— begin THE RECORDS —

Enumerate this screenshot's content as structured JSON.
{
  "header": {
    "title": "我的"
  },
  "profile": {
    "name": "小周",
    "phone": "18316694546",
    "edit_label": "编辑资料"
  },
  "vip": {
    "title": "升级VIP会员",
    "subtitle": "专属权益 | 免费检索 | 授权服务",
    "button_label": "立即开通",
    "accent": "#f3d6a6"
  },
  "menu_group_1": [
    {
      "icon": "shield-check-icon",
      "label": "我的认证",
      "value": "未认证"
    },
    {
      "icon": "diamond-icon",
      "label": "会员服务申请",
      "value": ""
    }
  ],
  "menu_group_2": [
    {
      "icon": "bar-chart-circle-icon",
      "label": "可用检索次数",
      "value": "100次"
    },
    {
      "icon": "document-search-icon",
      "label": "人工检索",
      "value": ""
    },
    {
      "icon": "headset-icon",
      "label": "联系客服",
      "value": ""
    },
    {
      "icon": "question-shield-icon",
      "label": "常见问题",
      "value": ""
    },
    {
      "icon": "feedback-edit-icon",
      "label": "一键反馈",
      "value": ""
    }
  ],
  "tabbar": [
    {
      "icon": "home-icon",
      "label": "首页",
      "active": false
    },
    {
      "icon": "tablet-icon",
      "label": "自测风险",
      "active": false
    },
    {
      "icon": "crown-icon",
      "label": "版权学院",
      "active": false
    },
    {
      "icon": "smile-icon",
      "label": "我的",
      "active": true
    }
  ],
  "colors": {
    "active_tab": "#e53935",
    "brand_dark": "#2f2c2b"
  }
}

— end THE RECORDS —

*EXERCISE AIM*
Reply with the number of lines in the data that include the string "icon" and nothing else.

*RESULT OF THE TASK*
11